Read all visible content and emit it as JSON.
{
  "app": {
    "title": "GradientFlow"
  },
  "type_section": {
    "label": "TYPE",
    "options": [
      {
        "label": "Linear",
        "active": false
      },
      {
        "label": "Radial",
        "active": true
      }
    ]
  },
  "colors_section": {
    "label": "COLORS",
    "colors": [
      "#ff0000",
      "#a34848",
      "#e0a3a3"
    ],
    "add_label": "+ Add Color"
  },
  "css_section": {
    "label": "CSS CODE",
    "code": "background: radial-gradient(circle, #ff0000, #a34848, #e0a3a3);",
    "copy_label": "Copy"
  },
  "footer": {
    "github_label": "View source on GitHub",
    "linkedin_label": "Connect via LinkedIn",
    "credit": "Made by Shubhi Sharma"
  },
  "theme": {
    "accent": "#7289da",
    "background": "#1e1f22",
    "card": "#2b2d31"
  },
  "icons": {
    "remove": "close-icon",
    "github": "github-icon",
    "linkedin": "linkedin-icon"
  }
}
────────
(The problem): Go through the records and show every line with the string "background" in it.

(Result):
    "code": "background: radial-gradient(circle, #ff0000, #a34848, #e0a3a3);",
    "background": "#1e1f22",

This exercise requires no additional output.